Exercise goal = Make an exact copy of the lines below.

Raw records =
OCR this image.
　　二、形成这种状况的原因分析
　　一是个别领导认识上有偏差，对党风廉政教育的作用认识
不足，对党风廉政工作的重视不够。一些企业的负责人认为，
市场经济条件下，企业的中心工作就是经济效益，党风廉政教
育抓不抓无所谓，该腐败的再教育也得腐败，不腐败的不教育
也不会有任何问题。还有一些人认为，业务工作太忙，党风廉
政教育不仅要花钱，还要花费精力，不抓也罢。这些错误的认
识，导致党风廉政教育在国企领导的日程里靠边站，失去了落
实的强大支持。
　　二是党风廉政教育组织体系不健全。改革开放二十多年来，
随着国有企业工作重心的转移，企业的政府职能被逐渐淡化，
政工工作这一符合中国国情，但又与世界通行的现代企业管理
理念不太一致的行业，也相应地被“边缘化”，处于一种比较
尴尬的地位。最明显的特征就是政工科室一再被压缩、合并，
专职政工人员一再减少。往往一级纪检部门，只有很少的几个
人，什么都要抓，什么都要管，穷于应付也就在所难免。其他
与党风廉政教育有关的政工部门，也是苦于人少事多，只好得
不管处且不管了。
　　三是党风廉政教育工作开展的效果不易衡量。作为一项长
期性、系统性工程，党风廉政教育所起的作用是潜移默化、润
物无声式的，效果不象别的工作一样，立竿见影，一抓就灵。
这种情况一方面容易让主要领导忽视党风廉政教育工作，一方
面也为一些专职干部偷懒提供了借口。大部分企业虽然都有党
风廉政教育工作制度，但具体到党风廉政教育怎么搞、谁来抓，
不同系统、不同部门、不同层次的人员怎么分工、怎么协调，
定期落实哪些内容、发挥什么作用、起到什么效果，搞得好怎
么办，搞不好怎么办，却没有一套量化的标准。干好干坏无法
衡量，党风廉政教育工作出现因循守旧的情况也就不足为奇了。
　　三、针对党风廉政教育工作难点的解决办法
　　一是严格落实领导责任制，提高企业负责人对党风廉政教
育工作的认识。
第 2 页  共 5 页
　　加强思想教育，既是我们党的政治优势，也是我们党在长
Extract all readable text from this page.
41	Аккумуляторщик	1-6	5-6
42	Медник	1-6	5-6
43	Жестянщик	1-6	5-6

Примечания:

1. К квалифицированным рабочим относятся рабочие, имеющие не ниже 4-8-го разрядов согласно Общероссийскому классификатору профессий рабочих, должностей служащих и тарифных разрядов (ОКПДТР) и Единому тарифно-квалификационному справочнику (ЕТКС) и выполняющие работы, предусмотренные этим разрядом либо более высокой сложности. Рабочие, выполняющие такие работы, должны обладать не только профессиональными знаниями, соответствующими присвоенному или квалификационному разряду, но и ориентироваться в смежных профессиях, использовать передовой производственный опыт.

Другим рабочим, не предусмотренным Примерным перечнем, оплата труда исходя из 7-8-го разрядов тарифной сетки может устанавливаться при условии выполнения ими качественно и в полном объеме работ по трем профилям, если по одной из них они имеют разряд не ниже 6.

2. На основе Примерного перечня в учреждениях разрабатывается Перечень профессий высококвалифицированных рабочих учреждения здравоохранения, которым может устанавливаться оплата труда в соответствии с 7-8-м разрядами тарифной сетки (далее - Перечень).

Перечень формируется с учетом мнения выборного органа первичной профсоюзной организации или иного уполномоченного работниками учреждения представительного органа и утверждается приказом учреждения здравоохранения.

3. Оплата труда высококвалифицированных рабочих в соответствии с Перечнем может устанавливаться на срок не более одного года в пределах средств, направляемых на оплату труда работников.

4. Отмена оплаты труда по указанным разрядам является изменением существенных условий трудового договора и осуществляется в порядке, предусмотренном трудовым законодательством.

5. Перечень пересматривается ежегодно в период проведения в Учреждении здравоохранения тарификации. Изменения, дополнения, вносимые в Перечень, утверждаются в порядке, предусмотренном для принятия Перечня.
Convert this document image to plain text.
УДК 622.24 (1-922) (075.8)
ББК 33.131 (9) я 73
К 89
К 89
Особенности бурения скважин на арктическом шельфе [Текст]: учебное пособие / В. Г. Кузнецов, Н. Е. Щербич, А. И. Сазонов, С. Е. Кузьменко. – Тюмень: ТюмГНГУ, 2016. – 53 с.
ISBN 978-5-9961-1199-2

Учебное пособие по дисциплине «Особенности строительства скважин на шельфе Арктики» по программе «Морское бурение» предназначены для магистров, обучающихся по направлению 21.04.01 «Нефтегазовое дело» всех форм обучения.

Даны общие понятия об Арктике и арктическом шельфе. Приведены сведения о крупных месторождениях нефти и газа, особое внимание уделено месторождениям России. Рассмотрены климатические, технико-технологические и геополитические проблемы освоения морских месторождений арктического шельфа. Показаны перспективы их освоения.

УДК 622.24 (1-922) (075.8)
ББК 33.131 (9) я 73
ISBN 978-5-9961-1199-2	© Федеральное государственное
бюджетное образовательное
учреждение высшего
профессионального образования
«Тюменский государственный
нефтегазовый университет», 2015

Complete answer =
OCR this image.
　　二、形成这种状况的原因分析
　　一是个别领导认识上有偏差，对党风廉政教育的作用认识
不足，对党风廉政工作的重视不够。一些企业的负责人认为，
市场经济条件下，企业的中心工作就是经济效益，党风廉政教
育抓不抓无所谓，该腐败的再教育也得腐败，不腐败的不教育
也不会有任何问题。还有一些人认为，业务工作太忙，党风廉
政教育不仅要花钱，还要花费精力，不抓也罢。这些错误的认
识，导致党风廉政教育在国企领导的日程里靠边站，失去了落
实的强大支持。
　　二是党风廉政教育组织体系不健全。改革开放二十多年来，
随着国有企业工作重心的转移，企业的政府职能被逐渐淡化，
政工工作这一符合中国国情，但又与世界通行的现代企业管理
理念不太一致的行业，也相应地被“边缘化”，处于一种比较
尴尬的地位。最明显的特征就是政工科室一再被压缩、合并，
专职政工人员一再减少。往往一级纪检部门，只有很少的几个
人，什么都要抓，什么都要管，穷于应付也就在所难免。其他
与党风廉政教育有关的政工部门，也是苦于人少事多，只好得
不管处且不管了。
　　三是党风廉政教育工作开展的效果不易衡量。作为一项长
期性、系统性工程，党风廉政教育所起的作用是潜移默化、润
物无声式的，效果不象别的工作一样，立竿见影，一抓就灵。
这种情况一方面容易让主要领导忽视党风廉政教育工作，一方
面也为一些专职干部偷懒提供了借口。大部分企业虽然都有党
风廉政教育工作制度，但具体到党风廉政教育怎么搞、谁来抓，
不同系统、不同部门、不同层次的人员怎么分工、怎么协调，
定期落实哪些内容、发挥什么作用、起到什么效果，搞得好怎
么办，搞不好怎么办，却没有一套量化的标准。干好干坏无法
衡量，党风廉政教育工作出现因循守旧的情况也就不足为奇了。
　　三、针对党风廉政教育工作难点的解决办法
　　一是严格落实领导责任制，提高企业负责人对党风廉政教
育工作的认识。
第 2 页  共 5 页
　　加强思想教育，既是我们党的政治优势，也是我们党在长
Extract all readable text from this page.
41	Аккумуляторщик	1-6	5-6
42	Медник	1-6	5-6
43	Жестянщик	1-6	5-6

Примечания:

1. К квалифицированным рабочим относятся рабочие, имеющие не ниже 4-8-го разрядов согласно Общероссийскому классификатору профессий рабочих, должностей служащих и тарифных разрядов (ОКПДТР) и Единому тарифно-квалификационному справочнику (ЕТКС) и выполняющие работы, предусмотренные этим разрядом либо более высокой сложности. Рабочие, выполняющие такие работы, должны обладать не только профессиональными знаниями, соответствующими присвоенному или квалификационному разряду, но и ориентироваться в смежных профессиях, использовать передовой производственный опыт.

Другим рабочим, не предусмотренным Примерным перечнем, оплата труда исходя из 7-8-го разрядов тарифной сетки может устанавливаться при условии выполнения ими качественно и в полном объеме работ по трем профилям, если по одной из них они имеют разряд не ниже 6.

2. На основе Примерного перечня в учреждениях разрабатывается Перечень профессий высококвалифицированных рабочих учреждения здравоохранения, которым может устанавливаться оплата труда в соответствии с 7-8-м разрядами тарифной сетки (далее - Перечень).

Перечень формируется с учетом мнения выборного органа первичной профсоюзной организации или иного уполномоченного работниками учреждения представительного органа и утверждается приказом учреждения здравоохранения.

3. Оплата труда высококвалифицированных рабочих в соответствии с Перечнем может устанавливаться на срок не более одного года в пределах средств, направляемых на оплату труда работников.

4. Отмена оплаты труда по указанным разрядам является изменением существенных условий трудового договора и осуществляется в порядке, предусмотренном трудовым законодательством.

5. Перечень пересматривается ежегодно в период проведения в Учреждении здравоохранения тарификации. Изменения, дополнения, вносимые в Перечень, утверждаются в порядке, предусмотренном для принятия Перечня.
Convert this document image to plain text.
УДК 622.24 (1-922) (075.8)
ББК 33.131 (9) я 73
К 89
К 89
Особенности бурения скважин на арктическом шельфе [Текст]: учебное пособие / В. Г. Кузнецов, Н. Е. Щербич, А. И. Сазонов, С. Е. Кузьменко. – Тюмень: ТюмГНГУ, 2016. – 53 с.
ISBN 978-5-9961-1199-2

Учебное пособие по дисциплине «Особенности строительства скважин на шельфе Арктики» по программе «Морское бурение» предназначены для магистров, обучающихся по направлению 21.04.01 «Нефтегазовое дело» всех форм обучения.

Даны общие понятия об Арктике и арктическом шельфе. Приведены сведения о крупных месторождениях нефти и газа, особое внимание уделено месторождениям России. Рассмотрены климатические, технико-технологические и геополитические проблемы освоения морских месторождений арктического шельфа. Показаны перспективы их освоения.

УДК 622.24 (1-922) (075.8)
ББК 33.131 (9) я 73
ISBN 978-5-9961-1199-2	© Федеральное государственное
бюджетное образовательное
учреждение высшего
профессионального образования
«Тюменский государственный
нефтегазовый университет», 2015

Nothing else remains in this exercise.